• What is asked
Where a line holds the string "name", return that line.

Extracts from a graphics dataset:
•••••

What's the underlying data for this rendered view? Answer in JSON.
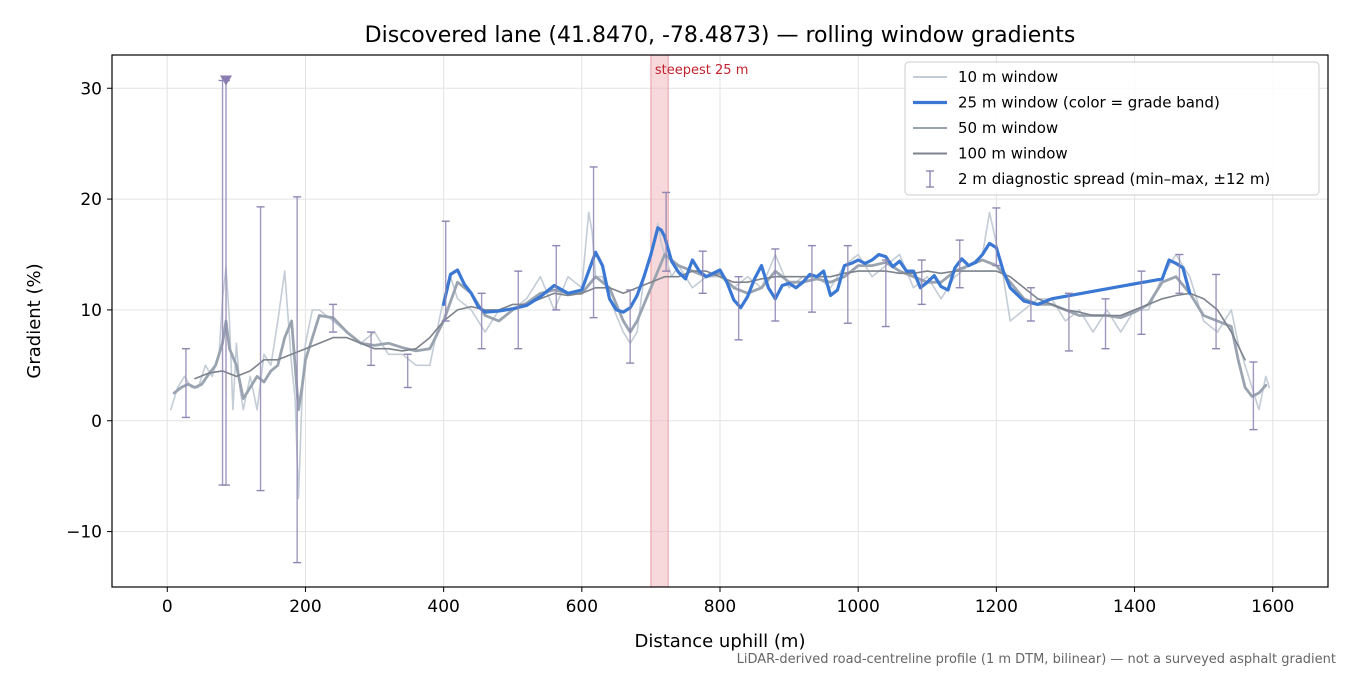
{
  "chart_data": {
    "type": "line",
    "title": "Discovered lane (41.8470, -78.4873) — rolling window gradients",
    "xlabel": "Distance uphill (m)",
    "ylabel": "Gradient (%)",
    "xlim": [
      -80,
      1680
    ],
    "ylim": [
      -15,
      33
    ],
    "xticks": [
      0,
      200,
      400,
      600,
      800,
      1000,
      1200,
      1400,
      1600
    ],
    "yticks": [
      -10,
      0,
      10,
      20,
      30
    ],
    "xtick_labels": [
      "0",
      "200",
      "400",
      "600",
      "800",
      "1000",
      "1200",
      "1400",
      "1600"
    ],
    "ytick_labels": [
      "−10",
      "0",
      "10",
      "20",
      "30"
    ],
    "grid": true,
    "legend_position": "top-right",
    "colors": {
      "w10": "#c4ccd6",
      "w25_band": "#3a78d4",
      "w50": "#9aa4b0",
      "w100": "#7d838c",
      "diagnostic": "#8f86b3",
      "highlight_fill": "#f0b8bd",
      "highlight_text": "#c0222e"
    },
    "highlight": {
      "label": "steepest 25 m",
      "x_range": [
        700,
        725
      ]
    },
    "series": [
      {
        "name": "10 m window",
        "x": [
          5,
          15,
          25,
          35,
          45,
          55,
          65,
          75,
          80,
          85,
          90,
          95,
          100,
          105,
          110,
          120,
          130,
          140,
          150,
          160,
          170,
          180,
          185,
          190,
          195,
          200,
          210,
          220,
          240,
          260,
          280,
          300,
          320,
          340,
          360,
          380,
          400,
          410,
          420,
          440,
          460,
          480,
          500,
          520,
          540,
          560,
          580,
          600,
          610,
          615,
          620,
          630,
          640,
          660,
          670,
          680,
          690,
          700,
          710,
          715,
          720,
          730,
          740,
          760,
          780,
          800,
          820,
          840,
          860,
          880,
          900,
          920,
          940,
          960,
          980,
          1000,
          1020,
          1040,
          1060,
          1080,
          1100,
          1120,
          1140,
          1160,
          1180,
          1190,
          1200,
          1210,
          1220,
          1240,
          1260,
          1280,
          1300,
          1320,
          1340,
          1360,
          1380,
          1400,
          1420,
          1440,
          1460,
          1480,
          1500,
          1520,
          1540,
          1550,
          1560,
          1570,
          1580,
          1590,
          1595
        ],
        "values": [
          1,
          3,
          4,
          3,
          3,
          5,
          4,
          6,
          11,
          13.8,
          9,
          1,
          7,
          3,
          1,
          4,
          1,
          6,
          5,
          9,
          13.5,
          5,
          2,
          -7,
          2,
          7,
          10,
          10,
          9,
          8,
          7,
          8,
          6,
          6,
          5,
          5,
          11,
          13,
          11,
          10,
          8,
          10,
          10,
          11,
          13,
          10,
          13,
          12,
          18.8,
          17,
          13,
          13,
          11,
          8,
          7,
          8,
          13,
          15,
          17.8,
          16,
          15,
          13,
          14,
          12,
          13,
          13,
          12,
          13,
          12,
          15,
          12,
          13,
          13,
          12,
          14,
          15,
          13,
          14,
          15,
          12,
          13,
          11,
          13,
          14,
          15,
          18.8,
          16,
          13,
          9,
          10,
          11,
          11,
          9,
          10,
          8,
          10,
          8,
          10,
          10,
          13,
          15,
          13,
          9,
          8,
          10,
          7,
          5,
          3,
          1,
          4,
          3
        ]
      },
      {
        "name": "25 m window (color = grade band)",
        "x": [
          400,
          410,
          420,
          430,
          440,
          450,
          460,
          480,
          500,
          520,
          540,
          560,
          580,
          600,
          610,
          620,
          630,
          640,
          650,
          660,
          670,
          680,
          690,
          700,
          710,
          715,
          720,
          730,
          740,
          750,
          760,
          770,
          780,
          790,
          800,
          810,
          820,
          830,
          840,
          850,
          860,
          870,
          880,
          890,
          900,
          910,
          920,
          930,
          940,
          950,
          960,
          970,
          980,
          990,
          1000,
          1010,
          1020,
          1030,
          1040,
          1050,
          1060,
          1070,
          1080,
          1090,
          1100,
          1110,
          1120,
          1130,
          1140,
          1150,
          1160,
          1170,
          1180,
          1190,
          1200,
          1210,
          1220,
          1240,
          1260,
          1280,
          1440,
          1450,
          1460,
          1470,
          1480
        ],
        "values": [
          10.5,
          13.2,
          13.6,
          12.3,
          11.5,
          10.3,
          9.8,
          9.9,
          10.1,
          10.4,
          11.2,
          12.2,
          11.5,
          11.8,
          13.5,
          15.2,
          14.0,
          11.0,
          10.0,
          9.8,
          10.2,
          11.3,
          13.0,
          15.0,
          17.4,
          17.2,
          16.6,
          14.4,
          13.4,
          12.8,
          14.5,
          13.5,
          13.0,
          13.3,
          13.6,
          12.5,
          10.9,
          10.2,
          11.2,
          12.8,
          14.0,
          12.0,
          11.0,
          12.2,
          12.4,
          12.0,
          12.5,
          13.2,
          13.0,
          13.5,
          11.3,
          11.8,
          14.0,
          14.2,
          14.5,
          14.2,
          14.5,
          15.0,
          14.8,
          13.9,
          14.4,
          13.5,
          13.5,
          12.0,
          12.5,
          13.1,
          12.1,
          11.8,
          13.8,
          14.6,
          14.0,
          14.3,
          15.0,
          16.0,
          15.6,
          13.5,
          12.0,
          10.8,
          10.5,
          11.0,
          12.8,
          14.5,
          14.2,
          13.8,
          11.5
        ]
      },
      {
        "name": "50 m window",
        "x": [
          10,
          20,
          30,
          40,
          50,
          60,
          70,
          80,
          85,
          90,
          100,
          110,
          120,
          130,
          140,
          150,
          160,
          170,
          180,
          185,
          190,
          195,
          200,
          220,
          240,
          260,
          280,
          300,
          320,
          340,
          360,
          380,
          400,
          420,
          440,
          460,
          480,
          500,
          520,
          540,
          560,
          580,
          600,
          620,
          640,
          660,
          670,
          680,
          700,
          720,
          740,
          760,
          780,
          800,
          820,
          840,
          860,
          880,
          900,
          920,
          940,
          960,
          980,
          1000,
          1020,
          1040,
          1060,
          1080,
          1100,
          1120,
          1140,
          1160,
          1180,
          1200,
          1220,
          1240,
          1260,
          1280,
          1300,
          1320,
          1340,
          1360,
          1380,
          1400,
          1420,
          1440,
          1460,
          1480,
          1500,
          1520,
          1540,
          1550,
          1560,
          1570,
          1580,
          1590
        ],
        "values": [
          2.5,
          3.0,
          3.3,
          3.0,
          3.3,
          4.2,
          5.0,
          7.0,
          9.0,
          6.5,
          5.0,
          2.0,
          3.0,
          4.0,
          3.5,
          4.5,
          5.0,
          7.5,
          9.0,
          5.0,
          1.0,
          3.0,
          5.5,
          9.5,
          9.3,
          8.0,
          7.0,
          6.8,
          7.0,
          6.6,
          6.3,
          6.5,
          9.0,
          12.5,
          11.5,
          9.5,
          9.0,
          10.0,
          10.6,
          11.5,
          11.8,
          11.5,
          11.5,
          13.0,
          12.0,
          9.0,
          8.0,
          9.0,
          12.0,
          15.0,
          14.0,
          13.5,
          13.0,
          13.3,
          12.0,
          11.5,
          12.0,
          13.5,
          12.5,
          12.5,
          12.8,
          12.5,
          13.0,
          14.0,
          14.0,
          14.3,
          13.5,
          13.0,
          12.5,
          12.5,
          13.5,
          14.0,
          14.5,
          14.0,
          12.5,
          11.0,
          10.5,
          10.5,
          10.0,
          9.5,
          9.5,
          9.5,
          9.3,
          9.8,
          10.5,
          12.5,
          13.0,
          11.5,
          9.5,
          9.0,
          8.5,
          5.5,
          3.0,
          2.2,
          2.5,
          3.2
        ]
      },
      {
        "name": "100 m window",
        "x": [
          40,
          60,
          80,
          100,
          120,
          140,
          160,
          180,
          200,
          220,
          240,
          260,
          280,
          300,
          320,
          340,
          360,
          380,
          400,
          420,
          440,
          460,
          480,
          500,
          520,
          540,
          560,
          580,
          600,
          620,
          640,
          660,
          680,
          700,
          720,
          740,
          760,
          780,
          800,
          820,
          840,
          860,
          880,
          900,
          920,
          940,
          960,
          980,
          1000,
          1020,
          1040,
          1060,
          1080,
          1100,
          1120,
          1140,
          1160,
          1180,
          1200,
          1220,
          1240,
          1260,
          1280,
          1300,
          1320,
          1340,
          1360,
          1380,
          1400,
          1420,
          1440,
          1460,
          1480,
          1500,
          1520,
          1540,
          1560
        ],
        "values": [
          3.8,
          4.3,
          4.5,
          4.0,
          4.5,
          5.5,
          5.5,
          6.0,
          6.5,
          7.0,
          7.5,
          7.5,
          7.0,
          6.5,
          6.5,
          6.3,
          6.5,
          7.5,
          9.0,
          10.0,
          10.3,
          10.0,
          10.0,
          10.5,
          10.5,
          11.0,
          11.5,
          11.3,
          11.5,
          12.0,
          12.0,
          11.5,
          12.0,
          12.5,
          13.0,
          13.0,
          13.5,
          13.5,
          13.0,
          12.5,
          12.5,
          12.8,
          13.0,
          13.0,
          13.0,
          13.0,
          13.0,
          13.3,
          13.5,
          13.5,
          13.5,
          13.3,
          13.3,
          13.5,
          13.3,
          13.5,
          13.5,
          13.5,
          13.5,
          13.0,
          12.0,
          11.0,
          10.5,
          10.0,
          9.8,
          9.5,
          9.5,
          9.5,
          10.0,
          10.5,
          11.0,
          11.3,
          11.5,
          11.0,
          10.0,
          8.0,
          5.5
        ]
      }
    ],
    "diagnostic_spread": {
      "name": "2 m diagnostic spread (min–max, ±12 m)",
      "bars": [
        {
          "x": 27,
          "min": 0.3,
          "max": 6.5
        },
        {
          "x": 80,
          "min": -5.8,
          "max": 30.7
        },
        {
          "x": 85,
          "min": -5.8,
          "max": 30.7
        },
        {
          "x": 135,
          "min": -6.3,
          "max": 19.3
        },
        {
          "x": 188,
          "min": -12.8,
          "max": 20.2
        },
        {
          "x": 240,
          "min": 8.0,
          "max": 10.5
        },
        {
          "x": 295,
          "min": 5.0,
          "max": 8.0
        },
        {
          "x": 348,
          "min": 3.0,
          "max": 6.0
        },
        {
          "x": 403,
          "min": 9.0,
          "max": 18.0
        },
        {
          "x": 455,
          "min": 6.5,
          "max": 11.5
        },
        {
          "x": 508,
          "min": 6.5,
          "max": 13.5
        },
        {
          "x": 563,
          "min": 10.0,
          "max": 15.8
        },
        {
          "x": 617,
          "min": 9.3,
          "max": 22.9
        },
        {
          "x": 670,
          "min": 5.2,
          "max": 11.8
        },
        {
          "x": 722,
          "min": 13.5,
          "max": 20.6
        },
        {
          "x": 775,
          "min": 11.5,
          "max": 15.3
        },
        {
          "x": 827,
          "min": 7.3,
          "max": 13.0
        },
        {
          "x": 880,
          "min": 9.0,
          "max": 15.5
        },
        {
          "x": 933,
          "min": 9.8,
          "max": 15.8
        },
        {
          "x": 985,
          "min": 8.8,
          "max": 15.8
        },
        {
          "x": 1040,
          "min": 8.5,
          "max": 14.5
        },
        {
          "x": 1092,
          "min": 10.5,
          "max": 14.5
        },
        {
          "x": 1147,
          "min": 12.0,
          "max": 16.3
        },
        {
          "x": 1200,
          "min": 14.0,
          "max": 19.2
        },
        {
          "x": 1250,
          "min": 9.0,
          "max": 12.0
        },
        {
          "x": 1305,
          "min": 6.3,
          "max": 11.5
        },
        {
          "x": 1358,
          "min": 6.5,
          "max": 11.0
        },
        {
          "x": 1410,
          "min": 7.8,
          "max": 13.5
        },
        {
          "x": 1465,
          "min": 11.5,
          "max": 15.0
        },
        {
          "x": 1518,
          "min": 6.5,
          "max": 13.2
        },
        {
          "x": 1572,
          "min": -0.8,
          "max": 5.3
        }
      ]
    },
    "marker": {
      "x": 85,
      "y": 30.7
    }
  },
  "footnote": "LiDAR-derived road-centreline profile (1 m DTM, bilinear) — not a surveyed asphalt gradient"
}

•••••

• Solved exercise
        "name": "10 m window",
        "name": "25 m window (color = grade band)",
        "name": "50 m window",
        "name": "100 m window",
      "name": "2 m diagnostic spread (min–max, ±12 m)",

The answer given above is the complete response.